**Task prompt:** Extract every line where the string "that" appears.

Records from a collection:
:::
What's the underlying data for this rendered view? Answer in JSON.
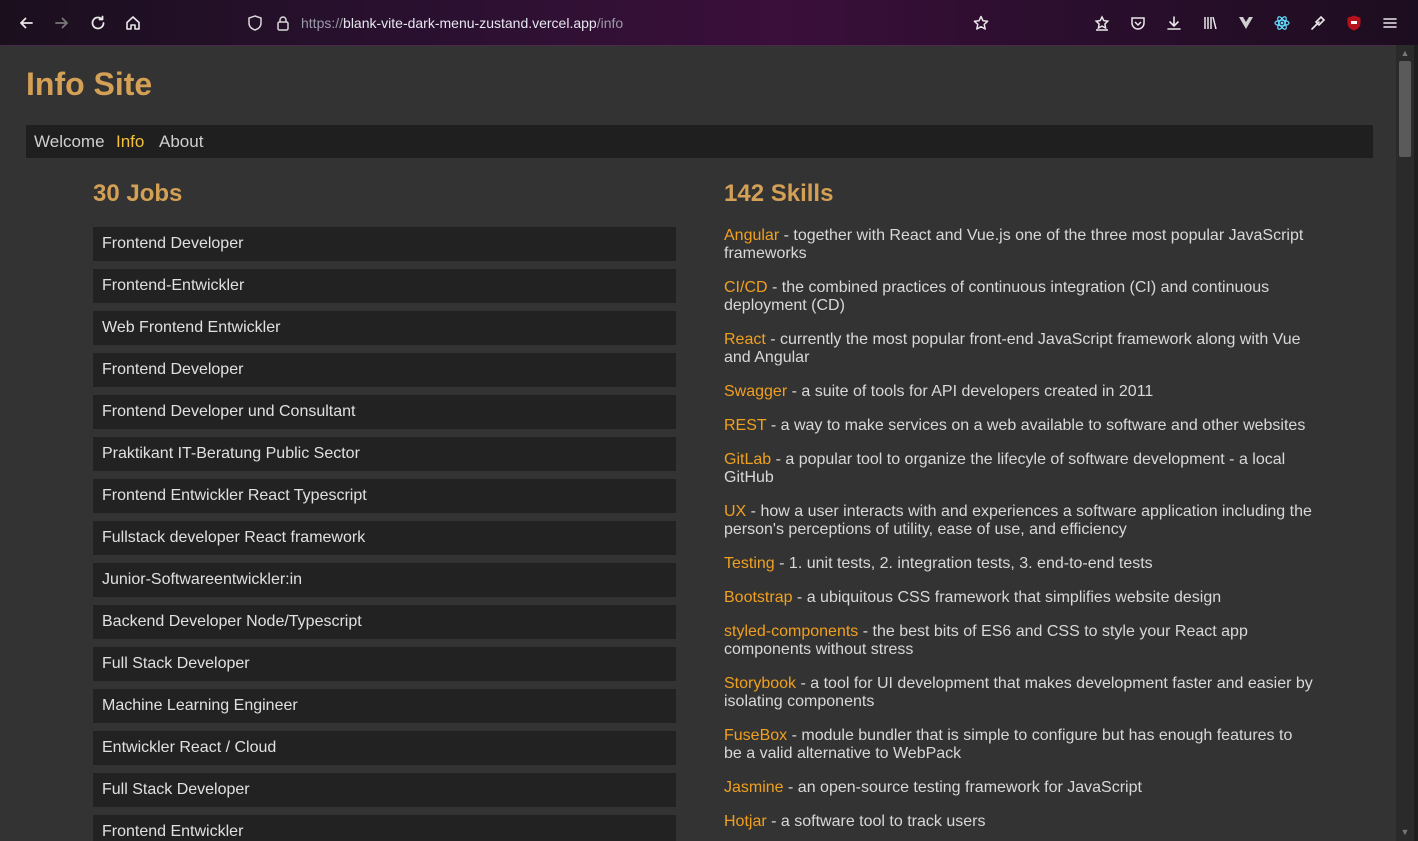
{
  "browser": {
    "url_scheme": "https://",
    "url_host": "blank-vite-dark-menu-zustand.vercel.app",
    "url_path": "/info"
  },
  "site": {
    "title": "Info Site"
  },
  "nav": {
    "items": [
      {
        "label": "Welcome",
        "active": false
      },
      {
        "label": "Info",
        "active": true
      },
      {
        "label": "About",
        "active": false
      }
    ]
  },
  "jobs": {
    "title": "30 Jobs",
    "items": [
      "Frontend Developer",
      "Frontend-Entwickler",
      "Web Frontend Entwickler",
      "Frontend Developer",
      "Frontend Developer und Consultant",
      "Praktikant IT-Beratung Public Sector",
      "Frontend Entwickler React Typescript",
      "Fullstack developer React framework",
      "Junior-Softwareentwickler:in",
      "Backend Developer Node/Typescript",
      "Full Stack Developer",
      "Machine Learning Engineer",
      "Entwickler React / Cloud",
      "Full Stack Developer",
      "Frontend Entwickler"
    ]
  },
  "skills": {
    "title": "142 Skills",
    "items": [
      {
        "name": "Angular",
        "desc": " - together with React and Vue.js one of the three most popular JavaScript frameworks"
      },
      {
        "name": "CI/CD",
        "desc": " - the combined practices of continuous integration (CI) and continuous deployment (CD)"
      },
      {
        "name": "React",
        "desc": " - currently the most popular front-end JavaScript framework along with Vue and Angular"
      },
      {
        "name": "Swagger",
        "desc": " - a suite of tools for API developers created in 2011"
      },
      {
        "name": "REST",
        "desc": " - a way to make services on a web available to software and other websites"
      },
      {
        "name": "GitLab",
        "desc": " - a popular tool to organize the lifecyle of software development - a local GitHub"
      },
      {
        "name": "UX",
        "desc": " - how a user interacts with and experiences a software application including the person's perceptions of utility, ease of use, and efficiency"
      },
      {
        "name": "Testing",
        "desc": " - 1. unit tests, 2. integration tests, 3. end-to-end tests"
      },
      {
        "name": "Bootstrap",
        "desc": " - a ubiquitous CSS framework that simplifies website design"
      },
      {
        "name": "styled-components",
        "desc": " - the best bits of ES6 and CSS to style your React app components without stress"
      },
      {
        "name": "Storybook",
        "desc": " - a tool for UI development that makes development faster and easier by isolating components"
      },
      {
        "name": "FuseBox",
        "desc": " - module bundler that is simple to configure but has enough features to be a valid alternative to WebPack"
      },
      {
        "name": "Jasmine",
        "desc": " - an open-source testing framework for JavaScript"
      },
      {
        "name": "Hotjar",
        "desc": " - a software tool to track users"
      }
    ]
  },
  "colors": {
    "accent_title": "#d4a055",
    "skill_name": "#f0a020",
    "nav_active": "#f3c13a",
    "page_bg": "#333333",
    "item_bg": "#222222"
  }
}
:::
**Response for this exercise:**
        "desc": " - a ubiquitous CSS framework that simplifies website design"
        "desc": " - a tool for UI development that makes development faster and easier by isolating components"
        "desc": " - module bundler that is simple to configure but has enough features to be a valid alternative to WebPack"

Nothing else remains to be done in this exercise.